— BEGIN —

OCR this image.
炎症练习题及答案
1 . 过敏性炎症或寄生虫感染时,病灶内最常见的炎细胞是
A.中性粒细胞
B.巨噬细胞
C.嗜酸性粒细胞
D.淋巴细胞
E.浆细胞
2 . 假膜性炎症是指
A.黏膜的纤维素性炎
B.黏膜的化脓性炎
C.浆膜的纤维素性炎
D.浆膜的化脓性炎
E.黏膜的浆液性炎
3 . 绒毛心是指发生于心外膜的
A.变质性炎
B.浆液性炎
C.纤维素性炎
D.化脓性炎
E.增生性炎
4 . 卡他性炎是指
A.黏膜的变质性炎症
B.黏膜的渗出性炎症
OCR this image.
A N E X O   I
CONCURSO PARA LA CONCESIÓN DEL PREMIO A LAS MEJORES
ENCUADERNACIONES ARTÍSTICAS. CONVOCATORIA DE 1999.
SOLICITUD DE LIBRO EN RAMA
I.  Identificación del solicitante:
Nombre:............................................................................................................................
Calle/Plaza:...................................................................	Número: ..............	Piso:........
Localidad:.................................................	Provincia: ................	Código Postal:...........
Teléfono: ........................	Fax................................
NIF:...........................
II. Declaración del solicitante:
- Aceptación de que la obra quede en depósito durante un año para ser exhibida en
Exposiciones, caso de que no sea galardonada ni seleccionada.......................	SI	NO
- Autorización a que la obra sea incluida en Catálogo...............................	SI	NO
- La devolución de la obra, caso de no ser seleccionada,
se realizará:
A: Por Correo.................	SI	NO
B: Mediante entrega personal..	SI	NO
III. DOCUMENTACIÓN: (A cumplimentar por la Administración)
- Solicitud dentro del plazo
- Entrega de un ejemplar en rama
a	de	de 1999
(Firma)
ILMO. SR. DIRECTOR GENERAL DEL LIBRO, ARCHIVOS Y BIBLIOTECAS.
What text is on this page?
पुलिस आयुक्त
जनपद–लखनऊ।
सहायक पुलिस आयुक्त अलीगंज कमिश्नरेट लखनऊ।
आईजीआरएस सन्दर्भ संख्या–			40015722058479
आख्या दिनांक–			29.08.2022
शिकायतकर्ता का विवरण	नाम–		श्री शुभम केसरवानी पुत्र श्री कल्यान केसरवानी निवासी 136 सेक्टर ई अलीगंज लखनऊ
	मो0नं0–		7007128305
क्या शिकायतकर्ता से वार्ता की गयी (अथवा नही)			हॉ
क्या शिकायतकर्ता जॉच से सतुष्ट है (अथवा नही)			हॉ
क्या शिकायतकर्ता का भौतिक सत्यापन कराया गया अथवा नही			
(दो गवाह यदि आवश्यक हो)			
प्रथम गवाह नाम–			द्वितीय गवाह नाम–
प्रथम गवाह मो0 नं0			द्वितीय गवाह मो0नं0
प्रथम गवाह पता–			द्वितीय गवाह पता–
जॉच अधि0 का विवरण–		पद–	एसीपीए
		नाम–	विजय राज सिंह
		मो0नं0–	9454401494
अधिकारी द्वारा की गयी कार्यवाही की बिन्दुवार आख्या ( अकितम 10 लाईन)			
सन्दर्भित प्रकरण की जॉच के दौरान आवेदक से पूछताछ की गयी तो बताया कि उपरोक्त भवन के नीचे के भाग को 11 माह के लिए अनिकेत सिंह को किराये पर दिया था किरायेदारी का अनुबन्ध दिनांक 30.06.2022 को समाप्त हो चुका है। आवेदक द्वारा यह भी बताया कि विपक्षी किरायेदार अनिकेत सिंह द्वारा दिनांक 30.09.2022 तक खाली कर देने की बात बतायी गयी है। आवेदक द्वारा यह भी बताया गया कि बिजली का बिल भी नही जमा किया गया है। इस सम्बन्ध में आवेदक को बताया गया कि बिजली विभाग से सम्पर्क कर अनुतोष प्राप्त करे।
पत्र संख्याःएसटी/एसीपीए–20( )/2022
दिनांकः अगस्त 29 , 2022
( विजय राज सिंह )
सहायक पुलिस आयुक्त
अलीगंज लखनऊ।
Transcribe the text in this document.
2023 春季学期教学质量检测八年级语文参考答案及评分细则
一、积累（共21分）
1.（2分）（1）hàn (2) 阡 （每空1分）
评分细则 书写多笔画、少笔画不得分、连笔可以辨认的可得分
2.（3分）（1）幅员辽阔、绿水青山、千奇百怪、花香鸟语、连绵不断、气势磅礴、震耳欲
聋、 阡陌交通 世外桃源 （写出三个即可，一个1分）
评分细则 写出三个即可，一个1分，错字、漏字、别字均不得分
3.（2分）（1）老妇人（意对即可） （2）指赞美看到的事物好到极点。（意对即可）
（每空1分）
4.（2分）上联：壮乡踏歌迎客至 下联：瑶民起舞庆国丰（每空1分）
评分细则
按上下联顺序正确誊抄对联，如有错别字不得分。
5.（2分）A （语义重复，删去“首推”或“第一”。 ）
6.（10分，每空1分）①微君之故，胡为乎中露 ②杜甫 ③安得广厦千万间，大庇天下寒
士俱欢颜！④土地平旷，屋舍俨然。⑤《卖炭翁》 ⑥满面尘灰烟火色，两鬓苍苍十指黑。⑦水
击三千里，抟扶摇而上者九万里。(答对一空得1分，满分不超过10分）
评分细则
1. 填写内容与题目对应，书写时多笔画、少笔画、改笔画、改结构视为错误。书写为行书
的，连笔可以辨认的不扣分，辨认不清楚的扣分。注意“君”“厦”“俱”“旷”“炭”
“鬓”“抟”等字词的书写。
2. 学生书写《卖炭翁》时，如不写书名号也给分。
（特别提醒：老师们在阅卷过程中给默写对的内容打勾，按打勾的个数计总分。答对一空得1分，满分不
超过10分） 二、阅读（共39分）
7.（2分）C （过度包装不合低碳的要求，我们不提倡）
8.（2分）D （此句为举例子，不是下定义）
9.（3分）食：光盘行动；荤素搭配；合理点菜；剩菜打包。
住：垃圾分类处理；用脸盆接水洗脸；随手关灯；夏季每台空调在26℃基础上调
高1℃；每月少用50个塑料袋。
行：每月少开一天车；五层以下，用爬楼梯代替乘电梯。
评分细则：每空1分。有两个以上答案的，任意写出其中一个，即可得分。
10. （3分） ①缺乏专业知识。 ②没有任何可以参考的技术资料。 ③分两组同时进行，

— END —

Say how many lines in this material hold "LIBRO", and say nothing else.

> Exercise answer: 2